▶

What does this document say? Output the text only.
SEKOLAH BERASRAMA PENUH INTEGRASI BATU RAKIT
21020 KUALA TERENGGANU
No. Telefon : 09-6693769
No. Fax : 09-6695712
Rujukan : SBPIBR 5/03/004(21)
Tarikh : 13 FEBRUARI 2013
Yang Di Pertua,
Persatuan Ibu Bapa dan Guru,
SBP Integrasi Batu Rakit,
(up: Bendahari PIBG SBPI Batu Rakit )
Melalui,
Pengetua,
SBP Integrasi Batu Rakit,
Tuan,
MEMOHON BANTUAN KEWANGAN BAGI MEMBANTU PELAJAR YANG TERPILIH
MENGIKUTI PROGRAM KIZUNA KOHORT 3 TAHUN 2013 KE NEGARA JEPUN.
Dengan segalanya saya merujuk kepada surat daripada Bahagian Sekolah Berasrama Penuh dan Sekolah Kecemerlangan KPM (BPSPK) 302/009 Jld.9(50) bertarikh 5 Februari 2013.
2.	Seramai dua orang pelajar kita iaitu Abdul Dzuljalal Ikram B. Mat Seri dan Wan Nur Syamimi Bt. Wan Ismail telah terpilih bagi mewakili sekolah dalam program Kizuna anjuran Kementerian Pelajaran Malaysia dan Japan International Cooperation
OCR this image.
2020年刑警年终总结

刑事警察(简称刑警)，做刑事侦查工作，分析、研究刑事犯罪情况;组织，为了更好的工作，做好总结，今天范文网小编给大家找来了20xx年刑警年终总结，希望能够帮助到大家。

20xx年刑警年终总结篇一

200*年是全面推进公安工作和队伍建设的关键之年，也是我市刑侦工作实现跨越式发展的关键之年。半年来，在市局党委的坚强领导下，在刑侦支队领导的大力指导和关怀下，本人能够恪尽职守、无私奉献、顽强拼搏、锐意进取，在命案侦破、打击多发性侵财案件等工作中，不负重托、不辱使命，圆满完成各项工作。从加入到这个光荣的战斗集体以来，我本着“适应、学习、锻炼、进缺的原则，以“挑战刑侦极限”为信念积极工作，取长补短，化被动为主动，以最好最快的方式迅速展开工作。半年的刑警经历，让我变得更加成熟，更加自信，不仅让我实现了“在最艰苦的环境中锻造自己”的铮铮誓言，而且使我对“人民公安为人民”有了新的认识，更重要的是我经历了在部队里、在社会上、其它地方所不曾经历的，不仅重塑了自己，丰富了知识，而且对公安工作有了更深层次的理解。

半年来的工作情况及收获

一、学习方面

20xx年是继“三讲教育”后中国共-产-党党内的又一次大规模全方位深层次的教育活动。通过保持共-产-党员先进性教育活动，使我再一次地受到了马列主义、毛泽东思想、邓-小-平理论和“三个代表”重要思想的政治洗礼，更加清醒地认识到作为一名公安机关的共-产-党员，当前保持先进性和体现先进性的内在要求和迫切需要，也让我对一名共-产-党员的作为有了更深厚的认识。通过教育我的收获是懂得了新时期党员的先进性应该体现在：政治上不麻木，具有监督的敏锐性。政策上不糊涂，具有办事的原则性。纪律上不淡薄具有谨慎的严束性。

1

◀

• [Prompt]:
Exactly reproduce every line of the data above.

• [Answer to this exercise]:
What does this document say? Output the text only.
SEKOLAH BERASRAMA PENUH INTEGRASI BATU RAKIT
21020 KUALA TERENGGANU
No. Telefon : 09-6693769
No. Fax : 09-6695712
Rujukan : SBPIBR 5/03/004(21)
Tarikh : 13 FEBRUARI 2013
Yang Di Pertua,
Persatuan Ibu Bapa dan Guru,
SBP Integrasi Batu Rakit,
(up: Bendahari PIBG SBPI Batu Rakit )
Melalui,
Pengetua,
SBP Integrasi Batu Rakit,
Tuan,
MEMOHON BANTUAN KEWANGAN BAGI MEMBANTU PELAJAR YANG TERPILIH
MENGIKUTI PROGRAM KIZUNA KOHORT 3 TAHUN 2013 KE NEGARA JEPUN.
Dengan segalanya saya merujuk kepada surat daripada Bahagian Sekolah Berasrama Penuh dan Sekolah Kecemerlangan KPM (BPSPK) 302/009 Jld.9(50) bertarikh 5 Februari 2013.
2.	Seramai dua orang pelajar kita iaitu Abdul Dzuljalal Ikram B. Mat Seri dan Wan Nur Syamimi Bt. Wan Ismail telah terpilih bagi mewakili sekolah dalam program Kizuna anjuran Kementerian Pelajaran Malaysia dan Japan International Cooperation
OCR this image.
2020年刑警年终总结

刑事警察(简称刑警)，做刑事侦查工作，分析、研究刑事犯罪情况;组织，为了更好的工作，做好总结，今天范文网小编给大家找来了20xx年刑警年终总结，希望能够帮助到大家。

20xx年刑警年终总结篇一

200*年是全面推进公安工作和队伍建设的关键之年，也是我市刑侦工作实现跨越式发展的关键之年。半年来，在市局党委的坚强领导下，在刑侦支队领导的大力指导和关怀下，本人能够恪尽职守、无私奉献、顽强拼搏、锐意进取，在命案侦破、打击多发性侵财案件等工作中，不负重托、不辱使命，圆满完成各项工作。从加入到这个光荣的战斗集体以来，我本着“适应、学习、锻炼、进缺的原则，以“挑战刑侦极限”为信念积极工作，取长补短，化被动为主动，以最好最快的方式迅速展开工作。半年的刑警经历，让我变得更加成熟，更加自信，不仅让我实现了“在最艰苦的环境中锻造自己”的铮铮誓言，而且使我对“人民公安为人民”有了新的认识，更重要的是我经历了在部队里、在社会上、其它地方所不曾经历的，不仅重塑了自己，丰富了知识，而且对公安工作有了更深层次的理解。

半年来的工作情况及收获

一、学习方面

20xx年是继“三讲教育”后中国共-产-党党内的又一次大规模全方位深层次的教育活动。通过保持共-产-党员先进性教育活动，使我再一次地受到了马列主义、毛泽东思想、邓-小-平理论和“三个代表”重要思想的政治洗礼，更加清醒地认识到作为一名公安机关的共-产-党员，当前保持先进性和体现先进性的内在要求和迫切需要，也让我对一名共-产-党员的作为有了更深厚的认识。通过教育我的收获是懂得了新时期党员的先进性应该体现在：政治上不麻木，具有监督的敏锐性。政策上不糊涂，具有办事的原则性。纪律上不淡薄具有谨慎的严束性。

1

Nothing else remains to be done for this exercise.